═════ Texte fourni ═════

Selon une autre approche, l’analyse en composantes principales, on retrouve le pool européen original de maïs dans les Pyrénées. Mais cette technique permet de mettre en évidence une combinaison d’allèles de deux  origines américaines connues, ce qui mène à l’hypothèse d’une hybridation ancienne. La collaboration avec M. Chastanet, historienne des plantes cultivées, a permis de montrer qu’un des allèles du maïs des Pyrénées identifié par analyse en composantes principales, était déjà largement répandu en Allemagne en 1539. L’apparition de nouvelles variétés comme le maïs des Pyrénées peut être donc le résultat d’un processus de migration/adaptation de deux variétés introduites consécutivement. Par conséquent la diversité de maïs Européenne est un sous ensemble de celle observée   en Amérique. De plus, ces introductions consécutives peuvent être expliquées d’un point de vue historique.

Pas d’adaptation sans gène

Grâce à des marqueurs neutres nous pouvons tracer les grandes lignes de la migration et de l’adaptation des variétés de maïs. Mais cela ne nous renseigne pas sur les gènes impliqués dans cette adaptation. La stratégie du quantitative trait loci est alors utilisée: le croisement d’individus homozygotes permet d’obtenir des lignées qui auront pour un chromosome donné un patchwork de segments chromosomiques parentaux. A partir de la caractérisation phénotypique des lignées obtenues, on peut faire correspondre les caractères adaptatifs observés et les segments chromosomiques. Par exemple, une carte des principales régions des chromosomes du maïs affectant la précocité de floraison a pu être dégagée. Par ailleurs, la même région de différentes lignées anciennes non
apparentées spécifiquement choisies pour ce type d’étude peut être séquencée et comparée. Ceci permet de mettre en évidence des segments qui se  ressemblent, appelés des blocs haplotypiques. Les variations de séquence dans les blocs haplotypiques sont appelées polymorphismes. Des tests statistiques sont ensuite conduits pour voir si ce polymorphisme est associé de façon significative à la variation du caractère étudié. Dans l’étude de la floraison précoce, plusieurs polymorphismes apparaissent extrêmement liés à la variation de ce caractère. On peut ainsi faire un diagnostic des polymorphismes identifiés en fonction de la localisation géographique des variétés de maïs. Curieusement l’allèle associé à la floraison précoce était déjà fréquent dans les hauts plateaux mexicains. Et avec la diffusion du maïs vers le nord du continent américain il y a eu prédominance des formes précoces, qu’on retrouve dans le nord de l’Europe. Cette forme de floraison précoce a été largement supprimée dans le sud de l’Espagne et avec la migration du maïs vers les régions très chaudes, cet allèle précoce a été complètement éradiqué.

En conclusion, la diversité des maïs pourrait être étudiée par des techniques d’association de polymorphismes à la suite du séquençage de génomes entiers de plantes comme cela est déjà fait en génétique humaine. Cela permettrait d’identifier rapidement des allèles impliqués dans l’adaptation. Et, une fois connus, ces allèles pourraient être assemblés de façon contrôlée lors de la sélection, à l’origine de plantes mieux adaptées aux conditions agronomiques et environnementales.

═════ Jeu de données ═════

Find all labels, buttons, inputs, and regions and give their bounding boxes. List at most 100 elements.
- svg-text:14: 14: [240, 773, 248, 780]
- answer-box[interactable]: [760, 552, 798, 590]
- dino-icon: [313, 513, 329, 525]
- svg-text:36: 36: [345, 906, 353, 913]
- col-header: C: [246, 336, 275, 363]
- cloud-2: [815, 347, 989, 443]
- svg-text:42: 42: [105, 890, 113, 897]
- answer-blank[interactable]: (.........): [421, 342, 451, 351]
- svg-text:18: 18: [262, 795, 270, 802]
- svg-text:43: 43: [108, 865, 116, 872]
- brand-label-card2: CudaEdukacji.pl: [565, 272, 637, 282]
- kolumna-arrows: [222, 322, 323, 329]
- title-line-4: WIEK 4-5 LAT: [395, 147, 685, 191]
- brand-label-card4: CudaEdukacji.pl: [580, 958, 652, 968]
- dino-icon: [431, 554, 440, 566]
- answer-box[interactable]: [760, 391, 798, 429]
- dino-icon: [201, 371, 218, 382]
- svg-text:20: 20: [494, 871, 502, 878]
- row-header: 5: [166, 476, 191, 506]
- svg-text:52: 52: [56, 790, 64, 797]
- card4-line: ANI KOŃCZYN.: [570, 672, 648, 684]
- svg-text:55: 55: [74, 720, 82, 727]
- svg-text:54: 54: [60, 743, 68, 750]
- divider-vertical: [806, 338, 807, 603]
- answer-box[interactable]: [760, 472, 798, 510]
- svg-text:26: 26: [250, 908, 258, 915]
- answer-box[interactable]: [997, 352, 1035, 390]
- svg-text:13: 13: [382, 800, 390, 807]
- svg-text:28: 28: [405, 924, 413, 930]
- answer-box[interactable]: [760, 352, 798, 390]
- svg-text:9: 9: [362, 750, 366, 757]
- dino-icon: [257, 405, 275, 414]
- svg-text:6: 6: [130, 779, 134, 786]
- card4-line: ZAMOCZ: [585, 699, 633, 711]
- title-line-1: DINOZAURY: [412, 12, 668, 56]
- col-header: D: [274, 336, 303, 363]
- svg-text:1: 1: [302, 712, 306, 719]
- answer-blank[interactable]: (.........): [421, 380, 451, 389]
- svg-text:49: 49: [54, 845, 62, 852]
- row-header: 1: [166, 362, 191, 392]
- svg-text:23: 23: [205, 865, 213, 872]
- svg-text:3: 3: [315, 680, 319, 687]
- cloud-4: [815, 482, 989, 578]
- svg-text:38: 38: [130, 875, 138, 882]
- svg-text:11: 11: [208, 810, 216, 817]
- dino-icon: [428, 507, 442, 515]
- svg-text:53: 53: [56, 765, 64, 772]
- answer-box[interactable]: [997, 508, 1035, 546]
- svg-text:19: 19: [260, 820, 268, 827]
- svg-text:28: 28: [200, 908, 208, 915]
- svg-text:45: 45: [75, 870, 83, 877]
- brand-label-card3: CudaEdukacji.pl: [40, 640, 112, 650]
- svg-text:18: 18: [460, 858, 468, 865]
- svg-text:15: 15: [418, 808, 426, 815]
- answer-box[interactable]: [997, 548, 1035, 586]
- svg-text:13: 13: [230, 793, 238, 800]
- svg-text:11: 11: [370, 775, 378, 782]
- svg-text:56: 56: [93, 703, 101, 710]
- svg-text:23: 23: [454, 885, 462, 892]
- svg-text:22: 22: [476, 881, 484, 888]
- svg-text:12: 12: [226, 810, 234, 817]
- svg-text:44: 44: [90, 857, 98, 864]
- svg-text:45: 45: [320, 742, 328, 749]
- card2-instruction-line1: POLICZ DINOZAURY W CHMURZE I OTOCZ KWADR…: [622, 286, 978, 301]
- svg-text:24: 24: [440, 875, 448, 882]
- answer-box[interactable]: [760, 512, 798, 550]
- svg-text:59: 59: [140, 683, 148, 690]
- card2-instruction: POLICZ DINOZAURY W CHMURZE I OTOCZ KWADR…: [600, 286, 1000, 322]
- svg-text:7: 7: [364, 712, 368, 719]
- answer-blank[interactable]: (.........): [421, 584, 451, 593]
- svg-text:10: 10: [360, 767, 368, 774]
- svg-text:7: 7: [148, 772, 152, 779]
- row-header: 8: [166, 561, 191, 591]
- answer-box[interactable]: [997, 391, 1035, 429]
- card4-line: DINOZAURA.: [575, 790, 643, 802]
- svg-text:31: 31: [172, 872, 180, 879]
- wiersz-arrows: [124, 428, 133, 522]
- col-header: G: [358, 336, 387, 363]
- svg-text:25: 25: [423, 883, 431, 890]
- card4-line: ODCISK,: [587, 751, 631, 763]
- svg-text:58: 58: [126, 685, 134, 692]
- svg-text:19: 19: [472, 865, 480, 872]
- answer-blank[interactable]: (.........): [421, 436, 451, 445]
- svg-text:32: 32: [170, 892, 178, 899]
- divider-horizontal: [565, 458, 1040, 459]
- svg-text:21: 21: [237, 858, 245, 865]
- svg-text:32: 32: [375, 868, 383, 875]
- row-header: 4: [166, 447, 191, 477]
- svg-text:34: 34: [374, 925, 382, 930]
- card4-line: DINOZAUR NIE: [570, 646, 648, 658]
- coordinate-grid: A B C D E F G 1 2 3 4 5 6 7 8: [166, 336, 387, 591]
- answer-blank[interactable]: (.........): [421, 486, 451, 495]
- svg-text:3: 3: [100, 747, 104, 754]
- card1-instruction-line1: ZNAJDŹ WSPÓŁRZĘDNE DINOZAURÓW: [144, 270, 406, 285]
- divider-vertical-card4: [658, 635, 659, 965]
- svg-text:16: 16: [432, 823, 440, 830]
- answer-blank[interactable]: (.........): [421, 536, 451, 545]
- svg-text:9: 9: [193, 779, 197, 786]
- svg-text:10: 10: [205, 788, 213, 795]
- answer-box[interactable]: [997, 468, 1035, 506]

═════

• Consigne A:
Traduisez en anglais la phrase suivante du texte sur le maïs : « Curieusement l’allèle associé à la floraison précoce était déjà fréquent dans les hauts plateaux mexicains. »
• Consigne B:
Transcrivez le passage du texte sur le maïs qui commence à « En conclusion, la » et se termine à « agronomiques et environnementales. ».
Les lignes n'interviennent pas dans ce travail.

• Zone de réponse A:
Curiously, the allele associated with early flowering was already common in the Mexican highlands.

• Zone de réponse B:
En conclusion, la diversité des maïs pourrait être étudiée par des techniques d’association de polymorphismes à la suite du séquençage de génomes entiers de plantes comme cela est déjà fait en génétique humaine. Cela permettrait d’identifier rapidement des allèles impliqués dans l’adaptation. Et, une fois connus, ces allèles pourraient être assemblés de façon contrôlée lors de la sélection, à l’origine de plantes mieux adaptées aux conditions agronomiques et environnementales.